## Description of the task
A single number is required: how many lines in the records below contain "JSON".

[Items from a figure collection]
————
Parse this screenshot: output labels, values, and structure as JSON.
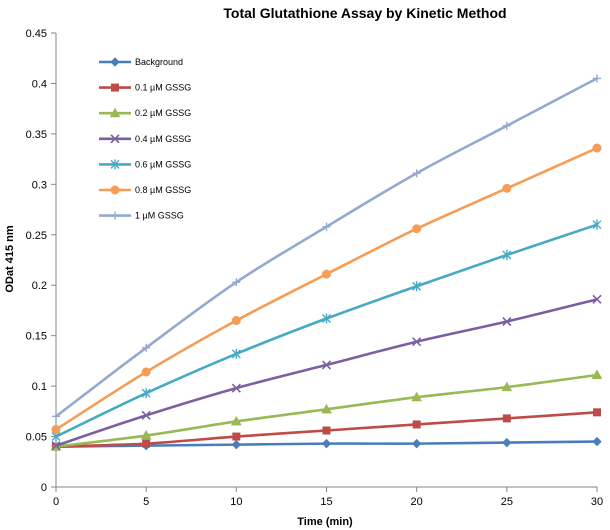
{
  "chart_data": {
    "type": "line",
    "title": "Total Glutathione Assay by Kinetic Method",
    "xlabel": "Time (min)",
    "ylabel": "ODat 415 nm",
    "x": [
      0,
      5,
      10,
      15,
      20,
      25,
      30
    ],
    "xlim": [
      0,
      30
    ],
    "ylim": [
      0,
      0.45
    ],
    "xticks": [
      "0",
      "5",
      "10",
      "15",
      "20",
      "25",
      "30"
    ],
    "yticks": [
      "0",
      "0.05",
      "0.1",
      "0.15",
      "0.2",
      "0.25",
      "0.3",
      "0.35",
      "0.4",
      "0.45"
    ],
    "grid": false,
    "legend_position": "top-left inside plot",
    "series": [
      {
        "name": "Background",
        "color": "#4a7ebb",
        "marker": "diamond",
        "values": [
          0.04,
          0.041,
          0.042,
          0.043,
          0.043,
          0.044,
          0.045
        ]
      },
      {
        "name": "0.1 µM GSSG",
        "color": "#be4b48",
        "marker": "square",
        "values": [
          0.04,
          0.043,
          0.05,
          0.056,
          0.062,
          0.068,
          0.074
        ]
      },
      {
        "name": "0.2 µM GSSG",
        "color": "#98b954",
        "marker": "triangle",
        "values": [
          0.04,
          0.051,
          0.065,
          0.077,
          0.089,
          0.099,
          0.111
        ]
      },
      {
        "name": "0.4 µM GSSG",
        "color": "#7d5fa0",
        "marker": "x",
        "values": [
          0.041,
          0.071,
          0.098,
          0.121,
          0.144,
          0.164,
          0.186
        ]
      },
      {
        "name": "0.6 µM GSSG",
        "color": "#46aac5",
        "marker": "star",
        "values": [
          0.05,
          0.093,
          0.132,
          0.167,
          0.199,
          0.23,
          0.26
        ]
      },
      {
        "name": "0.8 µM GSSG",
        "color": "#f59d56",
        "marker": "circle",
        "values": [
          0.057,
          0.114,
          0.165,
          0.211,
          0.256,
          0.296,
          0.336
        ]
      },
      {
        "name": "1 µM GSSG",
        "color": "#93a9cf",
        "marker": "plus",
        "values": [
          0.07,
          0.138,
          0.203,
          0.258,
          0.311,
          0.358,
          0.405
        ]
      }
    ]
  }
}
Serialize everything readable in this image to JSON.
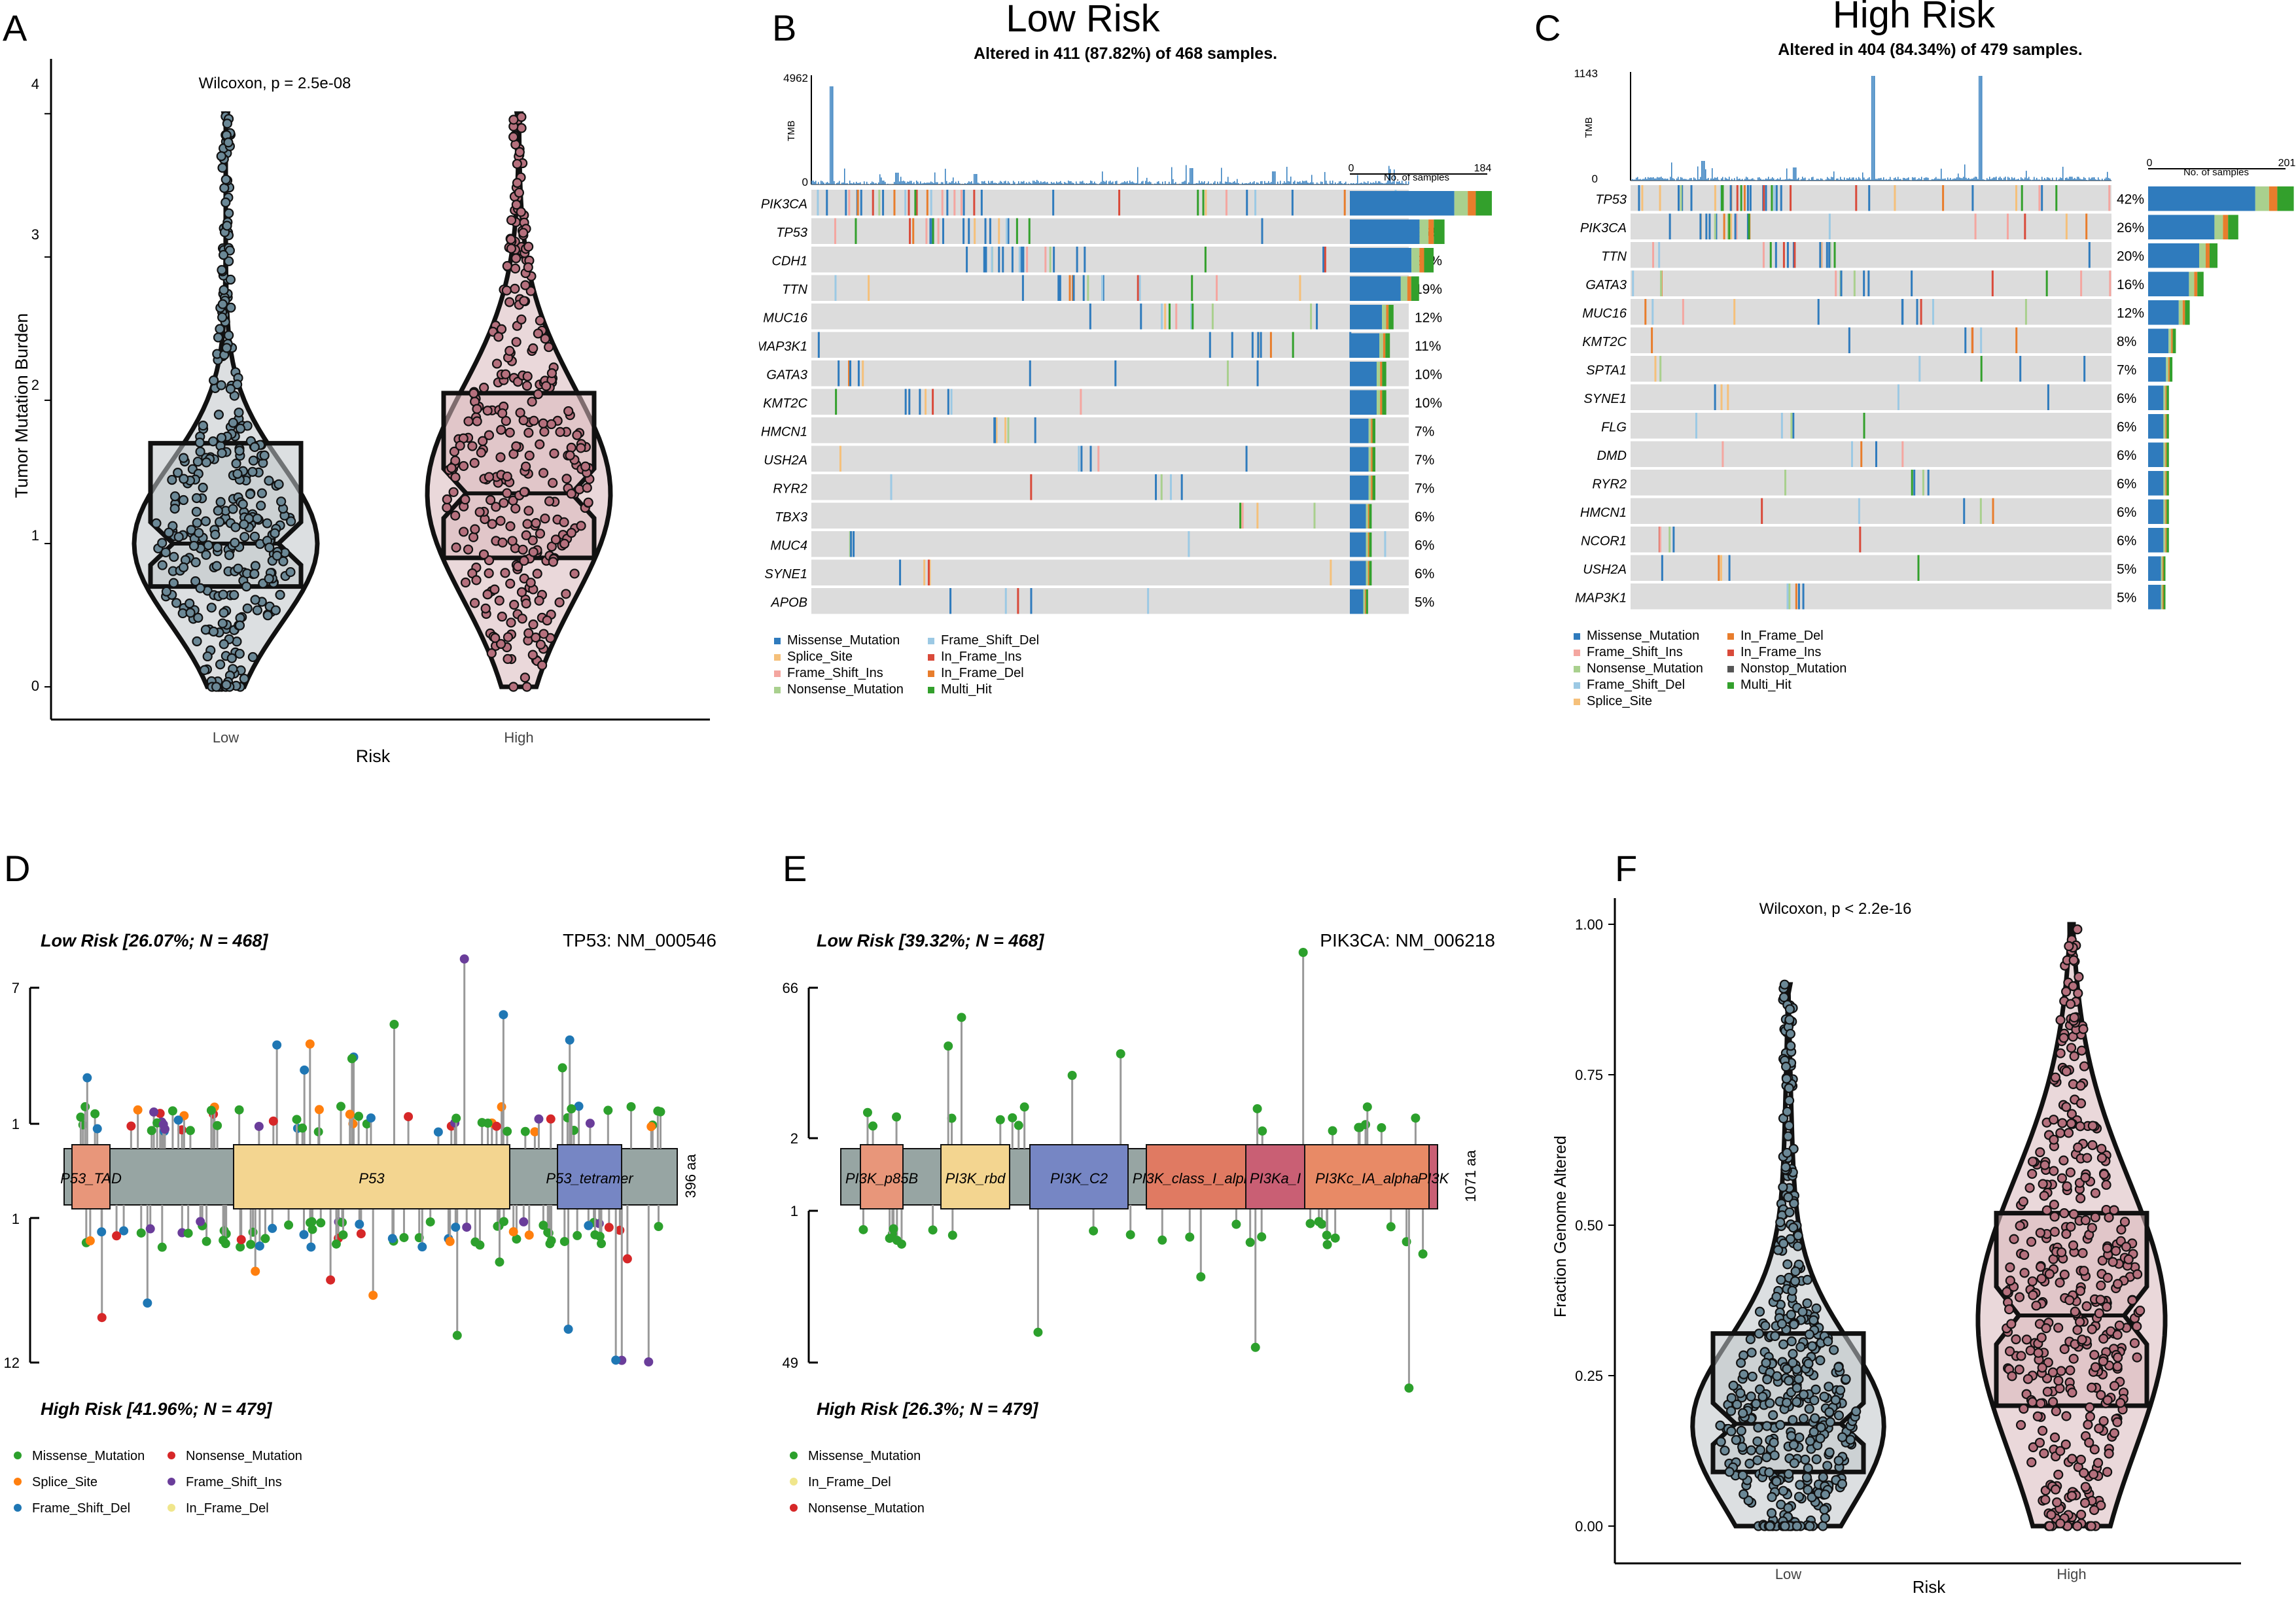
{
  "colors": {
    "missense": "#2f7bbd",
    "splice": "#f5c07a",
    "frame_shift_ins": "#f4a6a0",
    "nonsense": "#a9d08e",
    "frame_shift_del": "#9cc9e4",
    "in_frame_ins": "#d94a3a",
    "in_frame_del": "#e87d2c",
    "multi_hit": "#33a02c",
    "nonstop": "#555555",
    "low_points": "#6b8896",
    "high_points": "#b5707d",
    "lollipop_missense": "#2ca02c",
    "lollipop_nonsense": "#d62728",
    "lollipop_splice": "#ff7f0e",
    "lollipop_fsins": "#6a3d9a",
    "lollipop_fsdel": "#1f77b4",
    "lollipop_ifdel": "#f0e68c"
  },
  "panels": {
    "A": {
      "letter": "A",
      "test": "Wilcoxon, p = 2.5e-08",
      "ylabel": "Tumor Mutation Burden",
      "xlabel": "Risk",
      "ticks": [
        "0",
        "1",
        "2",
        "3",
        "4"
      ],
      "groups": [
        "Low",
        "High"
      ]
    },
    "B": {
      "letter": "B",
      "title": "Low Risk",
      "subtitle": "Altered in 411 (87.82%) of 468 samples.",
      "tmb_label": "TMB",
      "tmb_max": "4962",
      "tmb_min": "0",
      "bar_axis_min": "0",
      "bar_axis_max": "184",
      "bar_axis_label": "No. of samples",
      "genes": [
        "PIK3CA",
        "TP53",
        "CDH1",
        "TTN",
        "MUC16",
        "MAP3K1",
        "GATA3",
        "KMT2C",
        "HMCN1",
        "USH2A",
        "RYR2",
        "TBX3",
        "MUC4",
        "SYNE1",
        "APOB"
      ],
      "percents": [
        "39%",
        "26%",
        "23%",
        "19%",
        "12%",
        "11%",
        "10%",
        "10%",
        "7%",
        "7%",
        "7%",
        "6%",
        "6%",
        "6%",
        "5%"
      ],
      "legend": [
        "Missense_Mutation",
        "Splice_Site",
        "Frame_Shift_Ins",
        "Nonsense_Mutation",
        "Frame_Shift_Del",
        "In_Frame_Ins",
        "In_Frame_Del",
        "Multi_Hit"
      ]
    },
    "C": {
      "letter": "C",
      "title": "High Risk",
      "subtitle": "Altered in 404 (84.34%) of 479 samples.",
      "tmb_label": "TMB",
      "tmb_max": "1143",
      "tmb_min": "0",
      "bar_axis_min": "0",
      "bar_axis_max": "201",
      "bar_axis_label": "No. of samples",
      "genes": [
        "TP53",
        "PIK3CA",
        "TTN",
        "GATA3",
        "MUC16",
        "KMT2C",
        "SPTA1",
        "SYNE1",
        "FLG",
        "DMD",
        "RYR2",
        "HMCN1",
        "NCOR1",
        "USH2A",
        "MAP3K1"
      ],
      "percents": [
        "42%",
        "26%",
        "20%",
        "16%",
        "12%",
        "8%",
        "7%",
        "6%",
        "6%",
        "6%",
        "6%",
        "6%",
        "6%",
        "5%",
        "5%"
      ],
      "legend": [
        "Missense_Mutation",
        "Frame_Shift_Ins",
        "Nonsense_Mutation",
        "Frame_Shift_Del",
        "Splice_Site",
        "In_Frame_Del",
        "In_Frame_Ins",
        "Nonstop_Mutation",
        "Multi_Hit"
      ]
    },
    "D": {
      "letter": "D",
      "low_label": "Low Risk [26.07%; N = 468]",
      "high_label": "High Risk [41.96%; N = 479]",
      "gene_label": "TP53: NM_000546",
      "aa_label": "396 aa",
      "y_top": "7",
      "y_mid_top": "1",
      "y_mid_bottom": "1",
      "y_bottom": "12",
      "domains": [
        "P53_TAD",
        "P53",
        "P53_tetramer"
      ],
      "legend": [
        "Missense_Mutation",
        "Nonsense_Mutation",
        "Splice_Site",
        "Frame_Shift_Ins",
        "Frame_Shift_Del",
        "In_Frame_Del"
      ]
    },
    "E": {
      "letter": "E",
      "low_label": "Low Risk [39.32%; N = 468]",
      "high_label": "High Risk [26.3%; N = 479]",
      "gene_label": "PIK3CA: NM_006218",
      "aa_label": "1071 aa",
      "y_top": "66",
      "y_mid_top": "2",
      "y_mid_bottom": "1",
      "y_bottom": "49",
      "domains": [
        "PI3K_p85B",
        "PI3K_rbd",
        "PI3K_C2",
        "PI3K_class_I_alpha",
        "PI3Ka_I",
        "PI3Kc_IA_alpha",
        "PI3K"
      ],
      "legend": [
        "Missense_Mutation",
        "In_Frame_Del",
        "Nonsense_Mutation"
      ]
    },
    "F": {
      "letter": "F",
      "test": "Wilcoxon, p < 2.2e-16",
      "ylabel": "Fraction Genome Altered",
      "xlabel": "Risk",
      "ticks": [
        "0.00",
        "0.25",
        "0.50",
        "0.75",
        "1.00"
      ],
      "groups": [
        "Low",
        "High"
      ]
    }
  },
  "chart_data": [
    {
      "type": "violin-box",
      "panel": "A",
      "title": "Wilcoxon, p = 2.5e-08",
      "xlabel": "Risk",
      "ylabel": "Tumor Mutation Burden",
      "categories": [
        "Low",
        "High"
      ],
      "ylim": [
        0,
        4.2
      ],
      "series": [
        {
          "name": "Low",
          "q1": 0.7,
          "median": 1.0,
          "q3": 1.7,
          "max": 4.0,
          "min": 0
        },
        {
          "name": "High",
          "q1": 0.9,
          "median": 1.35,
          "q3": 2.05,
          "max": 4.0,
          "min": 0
        }
      ]
    },
    {
      "type": "bar",
      "panel": "B",
      "title": "Low Risk",
      "categories": [
        "PIK3CA",
        "TP53",
        "CDH1",
        "TTN",
        "MUC16",
        "MAP3K1",
        "GATA3",
        "KMT2C",
        "HMCN1",
        "USH2A",
        "RYR2",
        "TBX3",
        "MUC4",
        "SYNE1",
        "APOB"
      ],
      "values": [
        39,
        26,
        23,
        19,
        12,
        11,
        10,
        10,
        7,
        7,
        7,
        6,
        6,
        6,
        5
      ],
      "ylabel": "Percent altered"
    },
    {
      "type": "bar",
      "panel": "C",
      "title": "High Risk",
      "categories": [
        "TP53",
        "PIK3CA",
        "TTN",
        "GATA3",
        "MUC16",
        "KMT2C",
        "SPTA1",
        "SYNE1",
        "FLG",
        "DMD",
        "RYR2",
        "HMCN1",
        "NCOR1",
        "USH2A",
        "MAP3K1"
      ],
      "values": [
        42,
        26,
        20,
        16,
        12,
        8,
        7,
        6,
        6,
        6,
        6,
        6,
        6,
        5,
        5
      ],
      "ylabel": "Percent altered"
    },
    {
      "type": "violin-box",
      "panel": "F",
      "title": "Wilcoxon, p < 2.2e-16",
      "xlabel": "Risk",
      "ylabel": "Fraction Genome Altered",
      "categories": [
        "Low",
        "High"
      ],
      "ylim": [
        0,
        1.0
      ],
      "series": [
        {
          "name": "Low",
          "q1": 0.09,
          "median": 0.17,
          "q3": 0.32,
          "max": 0.9,
          "min": 0
        },
        {
          "name": "High",
          "q1": 0.2,
          "median": 0.35,
          "q3": 0.52,
          "max": 1.0,
          "min": 0
        }
      ]
    }
  ]
}
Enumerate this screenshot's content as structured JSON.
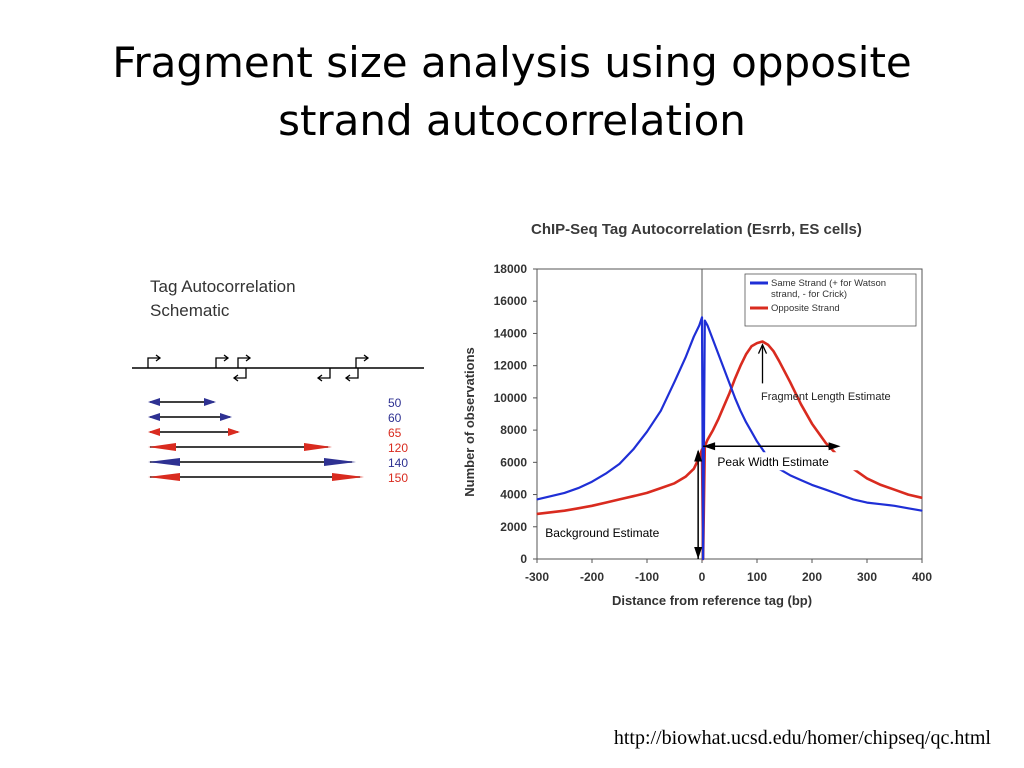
{
  "slide": {
    "title_line1": "Fragment size analysis using opposite",
    "title_line2": "strand autocorrelation",
    "source_url": "http://biowhat.ucsd.edu/homer/chipseq/qc.html"
  },
  "schematic": {
    "title_line1": "Tag Autocorrelation",
    "title_line2": "Schematic",
    "rows": [
      {
        "label": "50",
        "color": "#2e3192",
        "arrow": "#2e3192"
      },
      {
        "label": "60",
        "color": "#2e3192",
        "arrow": "#2e3192"
      },
      {
        "label": "65",
        "color": "#d92b1f",
        "arrow": "#d92b1f"
      },
      {
        "label": "120",
        "color": "#d92b1f",
        "arrow": "#d92b1f"
      },
      {
        "label": "140",
        "color": "#2e3192",
        "arrow": "#2e3192"
      },
      {
        "label": "150",
        "color": "#d92b1f",
        "arrow": "#d92b1f"
      }
    ]
  },
  "chart_data": {
    "type": "line",
    "title": "ChIP-Seq Tag Autocorrelation (Esrrb, ES cells)",
    "xlabel": "Distance from reference tag (bp)",
    "ylabel": "Number of observations",
    "xlim": [
      -300,
      400
    ],
    "ylim": [
      0,
      18000
    ],
    "xticks": [
      -300,
      -200,
      -100,
      0,
      100,
      200,
      300,
      400
    ],
    "yticks": [
      0,
      2000,
      4000,
      6000,
      8000,
      10000,
      12000,
      14000,
      16000,
      18000
    ],
    "grid": false,
    "legend_position": "top-right",
    "series": [
      {
        "name": "Same Strand (+ for Watson strand, - for Crick)",
        "color": "#1f2fd6",
        "x": [
          -300,
          -275,
          -250,
          -225,
          -200,
          -175,
          -150,
          -125,
          -100,
          -75,
          -50,
          -30,
          -15,
          -5,
          0,
          2,
          5,
          10,
          20,
          30,
          40,
          50,
          60,
          70,
          80,
          90,
          100,
          110,
          120,
          130,
          140,
          160,
          180,
          200,
          225,
          250,
          275,
          300,
          325,
          350,
          375,
          400
        ],
        "y": [
          3700,
          3900,
          4100,
          4400,
          4800,
          5300,
          5900,
          6800,
          7900,
          9200,
          11000,
          12500,
          13800,
          14500,
          15000,
          0,
          14800,
          14500,
          13600,
          12700,
          11800,
          10900,
          10000,
          9200,
          8500,
          7900,
          7300,
          6800,
          6300,
          5900,
          5600,
          5200,
          4900,
          4600,
          4300,
          4000,
          3700,
          3500,
          3400,
          3300,
          3150,
          3000
        ]
      },
      {
        "name": "Opposite Strand",
        "color": "#d92b1f",
        "x": [
          -300,
          -275,
          -250,
          -225,
          -200,
          -175,
          -150,
          -125,
          -100,
          -75,
          -50,
          -30,
          -15,
          -5,
          0,
          2,
          5,
          10,
          20,
          30,
          40,
          50,
          60,
          70,
          80,
          90,
          100,
          110,
          120,
          130,
          140,
          160,
          180,
          200,
          225,
          250,
          275,
          300,
          325,
          350,
          375,
          400
        ],
        "y": [
          2800,
          2900,
          3000,
          3150,
          3300,
          3500,
          3700,
          3900,
          4100,
          4400,
          4700,
          5100,
          5600,
          6300,
          6800,
          0,
          7000,
          7400,
          8000,
          8700,
          9500,
          10300,
          11200,
          12000,
          12700,
          13200,
          13400,
          13500,
          13300,
          12900,
          12300,
          11000,
          9600,
          8400,
          7200,
          6300,
          5600,
          5000,
          4600,
          4300,
          4000,
          3800
        ]
      }
    ],
    "annotations": [
      {
        "text": "Fragment Length Estimate"
      },
      {
        "text": "Peak Width Estimate"
      },
      {
        "text": "Background Estimate"
      }
    ]
  }
}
————
## Solution
3